## What needs to be done
Looking through the entries, count each line where the string "verified" occurs, and write only the total.

## Task data
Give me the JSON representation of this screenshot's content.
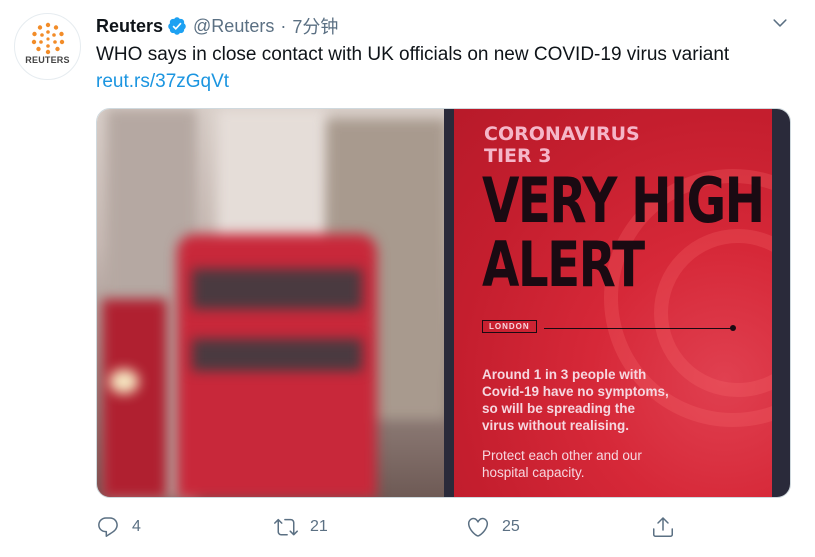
{
  "tweet": {
    "avatar_brand": "REUTERS",
    "author_name": "Reuters",
    "author_handle": "@Reuters",
    "separator": "·",
    "time": "7分钟",
    "text": "WHO says in close contact with UK officials on new COVID-19 virus variant",
    "link": "reut.rs/37zGqVt",
    "icons": {
      "verified": "verified-badge-icon",
      "menu": "chevron-down-icon",
      "reply": "reply-icon",
      "retweet": "retweet-icon",
      "like": "heart-icon",
      "share": "share-icon"
    },
    "colors": {
      "link": "#1b95e0",
      "verified": "#1da1f2",
      "muted": "#5b7083",
      "poster_red": "#c41e2e"
    }
  },
  "media": {
    "poster": {
      "subtitle_line1": "CORONAVIRUS",
      "subtitle_line2": "TIER 3",
      "headline_line1": "VERY HIGH",
      "headline_line2": "ALERT",
      "tag": "LONDON",
      "body_line1": "Around 1 in 3 people with",
      "body_line2": "Covid-19 have no symptoms,",
      "body_line3": "so will be spreading the",
      "body_line4": "virus without realising.",
      "body2_line1": "Protect each other and our",
      "body2_line2": "hospital capacity."
    }
  },
  "actions": {
    "reply_count": "4",
    "retweet_count": "21",
    "like_count": "25"
  }
}
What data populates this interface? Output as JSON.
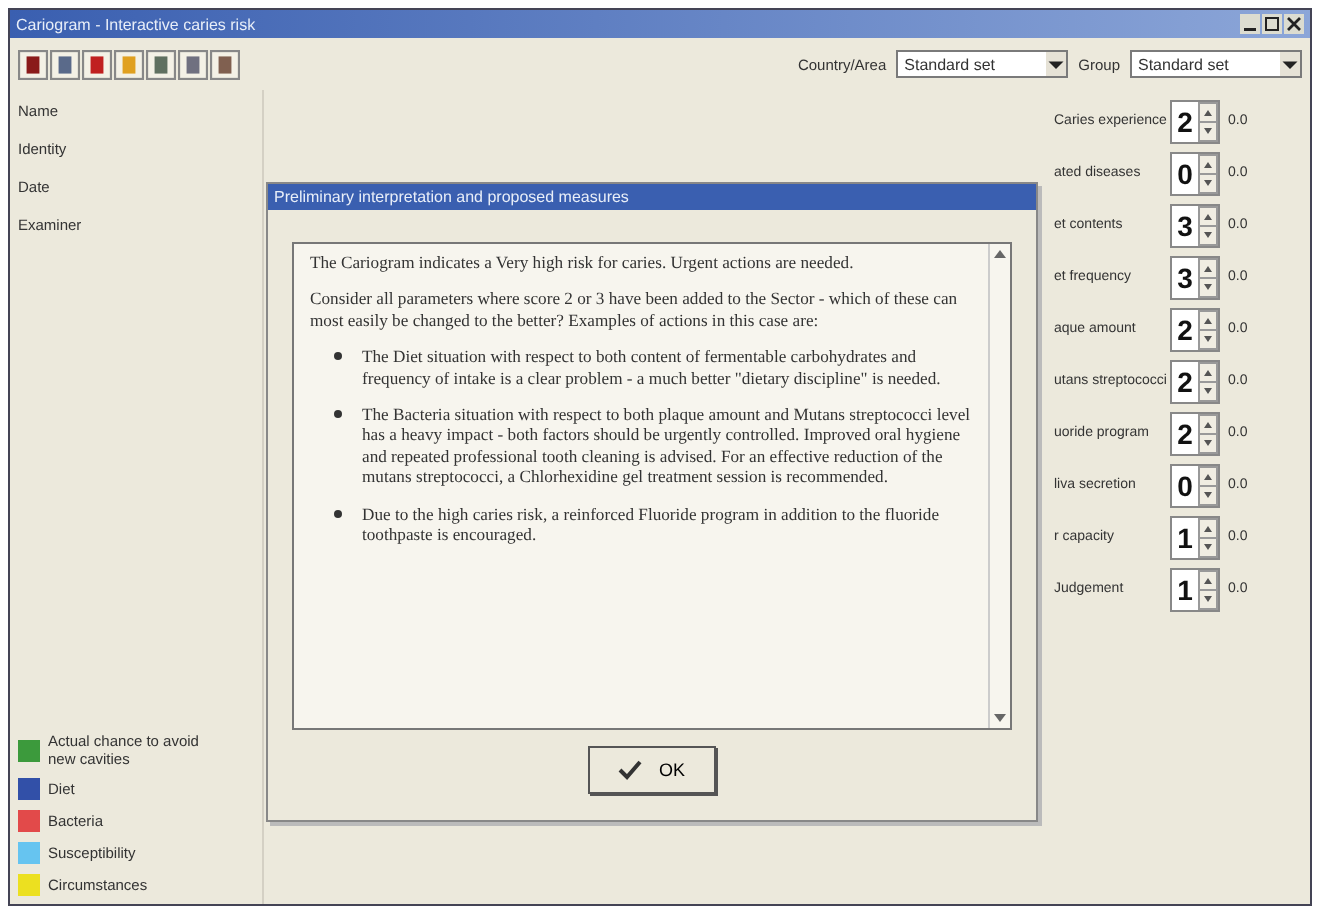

## Solution to this problem
2